# Extracted material
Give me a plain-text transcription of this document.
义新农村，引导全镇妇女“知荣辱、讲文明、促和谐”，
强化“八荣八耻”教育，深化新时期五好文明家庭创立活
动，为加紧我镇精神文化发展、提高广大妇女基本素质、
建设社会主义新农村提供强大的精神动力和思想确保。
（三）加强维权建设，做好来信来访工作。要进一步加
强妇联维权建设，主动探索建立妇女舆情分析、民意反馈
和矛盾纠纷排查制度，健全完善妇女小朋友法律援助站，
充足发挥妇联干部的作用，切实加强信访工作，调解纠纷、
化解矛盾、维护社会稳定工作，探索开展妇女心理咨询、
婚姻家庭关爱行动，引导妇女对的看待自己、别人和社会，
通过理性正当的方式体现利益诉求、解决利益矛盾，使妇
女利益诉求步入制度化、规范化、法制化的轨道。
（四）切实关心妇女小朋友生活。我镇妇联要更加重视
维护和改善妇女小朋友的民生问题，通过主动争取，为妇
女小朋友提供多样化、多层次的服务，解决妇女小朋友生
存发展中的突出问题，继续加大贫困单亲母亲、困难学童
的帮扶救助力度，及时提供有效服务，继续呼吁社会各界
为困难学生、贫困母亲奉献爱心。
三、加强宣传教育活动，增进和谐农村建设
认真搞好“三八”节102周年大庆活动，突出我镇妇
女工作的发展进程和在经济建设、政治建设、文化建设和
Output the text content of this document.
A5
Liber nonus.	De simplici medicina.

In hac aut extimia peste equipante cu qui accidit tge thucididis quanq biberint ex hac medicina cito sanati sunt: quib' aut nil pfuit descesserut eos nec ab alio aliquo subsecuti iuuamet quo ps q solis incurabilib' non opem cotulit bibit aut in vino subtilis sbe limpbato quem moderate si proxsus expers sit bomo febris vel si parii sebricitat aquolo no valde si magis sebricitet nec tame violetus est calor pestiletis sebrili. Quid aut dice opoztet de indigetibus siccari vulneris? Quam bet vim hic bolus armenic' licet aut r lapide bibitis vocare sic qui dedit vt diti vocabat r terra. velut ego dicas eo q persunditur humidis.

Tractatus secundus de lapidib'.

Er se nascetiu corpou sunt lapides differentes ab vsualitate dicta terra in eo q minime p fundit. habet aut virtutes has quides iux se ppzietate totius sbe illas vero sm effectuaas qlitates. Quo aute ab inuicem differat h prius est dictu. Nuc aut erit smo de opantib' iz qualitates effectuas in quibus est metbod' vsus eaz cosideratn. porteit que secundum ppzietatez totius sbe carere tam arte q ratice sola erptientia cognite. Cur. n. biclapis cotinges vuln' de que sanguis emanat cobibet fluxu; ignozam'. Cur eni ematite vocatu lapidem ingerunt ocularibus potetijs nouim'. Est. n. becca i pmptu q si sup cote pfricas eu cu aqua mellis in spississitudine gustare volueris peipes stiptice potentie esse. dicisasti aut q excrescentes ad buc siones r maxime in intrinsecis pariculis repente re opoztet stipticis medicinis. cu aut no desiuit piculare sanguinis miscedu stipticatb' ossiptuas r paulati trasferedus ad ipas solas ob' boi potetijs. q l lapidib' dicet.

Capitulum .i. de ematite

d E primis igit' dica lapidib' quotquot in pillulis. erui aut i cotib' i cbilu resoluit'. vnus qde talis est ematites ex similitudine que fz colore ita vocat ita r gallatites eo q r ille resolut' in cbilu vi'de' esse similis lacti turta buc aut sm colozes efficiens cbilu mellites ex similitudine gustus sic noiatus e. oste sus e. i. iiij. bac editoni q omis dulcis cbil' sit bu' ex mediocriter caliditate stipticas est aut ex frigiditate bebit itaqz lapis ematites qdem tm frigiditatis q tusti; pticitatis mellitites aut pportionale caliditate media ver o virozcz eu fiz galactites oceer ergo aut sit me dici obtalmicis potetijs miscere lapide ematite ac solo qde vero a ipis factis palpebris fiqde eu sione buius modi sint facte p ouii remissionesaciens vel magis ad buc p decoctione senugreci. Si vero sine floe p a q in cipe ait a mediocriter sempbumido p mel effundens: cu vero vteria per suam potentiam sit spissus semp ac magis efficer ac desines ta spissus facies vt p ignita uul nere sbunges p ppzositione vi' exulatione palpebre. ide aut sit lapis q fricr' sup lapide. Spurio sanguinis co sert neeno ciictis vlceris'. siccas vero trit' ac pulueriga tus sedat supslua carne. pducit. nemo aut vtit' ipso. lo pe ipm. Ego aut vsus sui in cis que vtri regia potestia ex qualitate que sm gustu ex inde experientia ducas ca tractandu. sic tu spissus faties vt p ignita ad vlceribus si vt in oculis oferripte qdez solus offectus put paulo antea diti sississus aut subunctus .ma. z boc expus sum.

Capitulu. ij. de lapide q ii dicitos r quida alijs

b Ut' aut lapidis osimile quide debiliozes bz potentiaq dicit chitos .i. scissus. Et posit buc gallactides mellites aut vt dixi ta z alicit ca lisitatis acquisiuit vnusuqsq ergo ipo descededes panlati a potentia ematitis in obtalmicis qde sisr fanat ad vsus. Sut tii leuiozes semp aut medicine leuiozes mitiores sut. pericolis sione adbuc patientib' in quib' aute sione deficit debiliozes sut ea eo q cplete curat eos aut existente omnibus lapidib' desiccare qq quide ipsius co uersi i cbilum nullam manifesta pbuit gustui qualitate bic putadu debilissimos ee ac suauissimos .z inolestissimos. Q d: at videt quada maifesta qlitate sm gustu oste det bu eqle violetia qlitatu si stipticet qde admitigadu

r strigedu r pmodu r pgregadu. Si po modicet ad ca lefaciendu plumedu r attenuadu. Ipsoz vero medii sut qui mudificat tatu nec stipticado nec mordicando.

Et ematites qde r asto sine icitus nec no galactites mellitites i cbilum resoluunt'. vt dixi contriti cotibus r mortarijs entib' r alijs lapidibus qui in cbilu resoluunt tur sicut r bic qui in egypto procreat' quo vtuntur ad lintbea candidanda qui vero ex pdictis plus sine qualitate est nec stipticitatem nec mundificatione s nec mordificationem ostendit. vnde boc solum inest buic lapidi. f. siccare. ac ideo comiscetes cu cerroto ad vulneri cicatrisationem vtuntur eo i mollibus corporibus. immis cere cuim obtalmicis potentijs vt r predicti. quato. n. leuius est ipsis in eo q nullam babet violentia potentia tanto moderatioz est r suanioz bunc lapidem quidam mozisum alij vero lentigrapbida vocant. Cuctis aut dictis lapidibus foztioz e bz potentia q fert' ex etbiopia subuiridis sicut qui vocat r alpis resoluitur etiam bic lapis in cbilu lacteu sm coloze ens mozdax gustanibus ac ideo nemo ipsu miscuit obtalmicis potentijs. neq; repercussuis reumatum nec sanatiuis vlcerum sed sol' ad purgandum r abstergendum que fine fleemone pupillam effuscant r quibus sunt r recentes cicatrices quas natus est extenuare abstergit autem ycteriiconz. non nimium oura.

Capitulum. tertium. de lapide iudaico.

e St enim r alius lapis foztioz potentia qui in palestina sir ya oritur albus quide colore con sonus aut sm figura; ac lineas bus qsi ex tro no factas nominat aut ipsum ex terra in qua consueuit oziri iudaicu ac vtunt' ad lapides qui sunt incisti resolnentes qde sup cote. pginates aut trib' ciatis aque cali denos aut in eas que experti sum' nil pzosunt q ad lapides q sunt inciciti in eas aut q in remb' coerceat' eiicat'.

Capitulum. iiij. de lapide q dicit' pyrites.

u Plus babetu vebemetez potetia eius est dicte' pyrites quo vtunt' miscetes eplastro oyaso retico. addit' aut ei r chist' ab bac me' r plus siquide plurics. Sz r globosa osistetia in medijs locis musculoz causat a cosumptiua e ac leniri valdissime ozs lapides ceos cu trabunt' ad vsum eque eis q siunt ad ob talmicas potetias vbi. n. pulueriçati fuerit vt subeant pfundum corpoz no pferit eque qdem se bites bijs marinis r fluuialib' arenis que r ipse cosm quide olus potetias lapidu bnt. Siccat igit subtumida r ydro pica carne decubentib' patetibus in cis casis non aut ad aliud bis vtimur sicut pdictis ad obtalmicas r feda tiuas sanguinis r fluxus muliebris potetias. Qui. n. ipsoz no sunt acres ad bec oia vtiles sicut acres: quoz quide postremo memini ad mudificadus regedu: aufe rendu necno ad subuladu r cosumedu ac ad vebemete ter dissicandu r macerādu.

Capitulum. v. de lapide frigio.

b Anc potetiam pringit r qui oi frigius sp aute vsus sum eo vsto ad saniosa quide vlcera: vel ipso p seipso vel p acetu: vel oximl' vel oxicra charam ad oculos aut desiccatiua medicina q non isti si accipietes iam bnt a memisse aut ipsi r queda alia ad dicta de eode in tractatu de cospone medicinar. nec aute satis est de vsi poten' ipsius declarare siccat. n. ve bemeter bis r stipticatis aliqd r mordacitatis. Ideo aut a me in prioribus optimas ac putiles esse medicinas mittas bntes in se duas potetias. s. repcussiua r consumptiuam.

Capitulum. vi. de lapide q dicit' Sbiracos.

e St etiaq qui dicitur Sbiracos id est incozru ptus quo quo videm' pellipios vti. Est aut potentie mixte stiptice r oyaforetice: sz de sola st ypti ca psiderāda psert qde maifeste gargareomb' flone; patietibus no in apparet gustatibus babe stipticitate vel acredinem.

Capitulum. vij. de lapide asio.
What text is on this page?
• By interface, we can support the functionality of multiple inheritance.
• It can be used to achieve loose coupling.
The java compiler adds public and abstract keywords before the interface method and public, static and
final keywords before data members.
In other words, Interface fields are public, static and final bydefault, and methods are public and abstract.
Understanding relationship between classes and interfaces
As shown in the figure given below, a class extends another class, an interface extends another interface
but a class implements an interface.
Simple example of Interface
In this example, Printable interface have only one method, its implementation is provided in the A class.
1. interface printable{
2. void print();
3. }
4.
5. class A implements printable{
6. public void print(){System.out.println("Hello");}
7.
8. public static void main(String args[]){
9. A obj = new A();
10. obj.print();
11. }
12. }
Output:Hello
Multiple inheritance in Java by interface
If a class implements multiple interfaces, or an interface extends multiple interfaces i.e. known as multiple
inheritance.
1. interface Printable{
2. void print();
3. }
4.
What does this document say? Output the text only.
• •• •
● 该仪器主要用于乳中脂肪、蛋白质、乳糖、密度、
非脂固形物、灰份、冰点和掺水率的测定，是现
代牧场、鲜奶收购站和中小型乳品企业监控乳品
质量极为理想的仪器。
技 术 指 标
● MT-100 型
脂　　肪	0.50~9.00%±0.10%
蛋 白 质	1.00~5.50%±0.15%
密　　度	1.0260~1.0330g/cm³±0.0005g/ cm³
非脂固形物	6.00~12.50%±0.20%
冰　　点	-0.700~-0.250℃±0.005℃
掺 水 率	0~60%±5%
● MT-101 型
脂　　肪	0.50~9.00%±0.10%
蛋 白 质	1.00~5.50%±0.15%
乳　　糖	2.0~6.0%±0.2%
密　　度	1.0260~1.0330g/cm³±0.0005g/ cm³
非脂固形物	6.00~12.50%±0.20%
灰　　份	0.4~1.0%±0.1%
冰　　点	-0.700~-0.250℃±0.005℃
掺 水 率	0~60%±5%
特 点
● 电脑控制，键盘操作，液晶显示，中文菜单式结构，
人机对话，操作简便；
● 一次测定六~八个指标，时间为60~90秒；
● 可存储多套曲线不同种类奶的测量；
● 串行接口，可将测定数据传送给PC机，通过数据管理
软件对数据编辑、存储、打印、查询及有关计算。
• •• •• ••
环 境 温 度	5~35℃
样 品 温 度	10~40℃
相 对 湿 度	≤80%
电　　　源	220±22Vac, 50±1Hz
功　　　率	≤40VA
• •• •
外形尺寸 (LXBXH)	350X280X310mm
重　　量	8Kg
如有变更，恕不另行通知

# Exercise description
Set down nothing but the lines from the one with "What text is on this page?" through the end of the records, keeping each line exactly as written and including both ends.

# Output below
What text is on this page?
• By interface, we can support the functionality of multiple inheritance.
• It can be used to achieve loose coupling.
The java compiler adds public and abstract keywords before the interface method and public, static and
final keywords before data members.
In other words, Interface fields are public, static and final bydefault, and methods are public and abstract.
Understanding relationship between classes and interfaces
As shown in the figure given below, a class extends another class, an interface extends another interface
but a class implements an interface.
Simple example of Interface
In this example, Printable interface have only one method, its implementation is provided in the A class.
1. interface printable{
2. void print();
3. }
4.
5. class A implements printable{
6. public void print(){System.out.println("Hello");}
7.
8. public static void main(String args[]){
9. A obj = new A();
10. obj.print();
11. }
12. }
Output:Hello
Multiple inheritance in Java by interface
If a class implements multiple interfaces, or an interface extends multiple interfaces i.e. known as multiple
inheritance.
1. interface Printable{
2. void print();
3. }
4.
What does this document say? Output the text only.
• •• •
● 该仪器主要用于乳中脂肪、蛋白质、乳糖、密度、
非脂固形物、灰份、冰点和掺水率的测定，是现
代牧场、鲜奶收购站和中小型乳品企业监控乳品
质量极为理想的仪器。
技 术 指 标
● MT-100 型
脂　　肪	0.50~9.00%±0.10%
蛋 白 质	1.00~5.50%±0.15%
密　　度	1.0260~1.0330g/cm³±0.0005g/ cm³
非脂固形物	6.00~12.50%±0.20%
冰　　点	-0.700~-0.250℃±0.005℃
掺 水 率	0~60%±5%
● MT-101 型
脂　　肪	0.50~9.00%±0.10%
蛋 白 质	1.00~5.50%±0.15%
乳　　糖	2.0~6.0%±0.2%
密　　度	1.0260~1.0330g/cm³±0.0005g/ cm³
非脂固形物	6.00~12.50%±0.20%
灰　　份	0.4~1.0%±0.1%
冰　　点	-0.700~-0.250℃±0.005℃
掺 水 率	0~60%±5%
特 点
● 电脑控制，键盘操作，液晶显示，中文菜单式结构，
人机对话，操作简便；
● 一次测定六~八个指标，时间为60~90秒；
● 可存储多套曲线不同种类奶的测量；
● 串行接口，可将测定数据传送给PC机，通过数据管理
软件对数据编辑、存储、打印、查询及有关计算。
• •• •• ••
环 境 温 度	5~35℃
样 品 温 度	10~40℃
相 对 湿 度	≤80%
电　　　源	220±22Vac, 50±1Hz
功　　　率	≤40VA
• •• •
外形尺寸 (LXBXH)	350X280X310mm
重　　量	8Kg
如有变更，恕不另行通知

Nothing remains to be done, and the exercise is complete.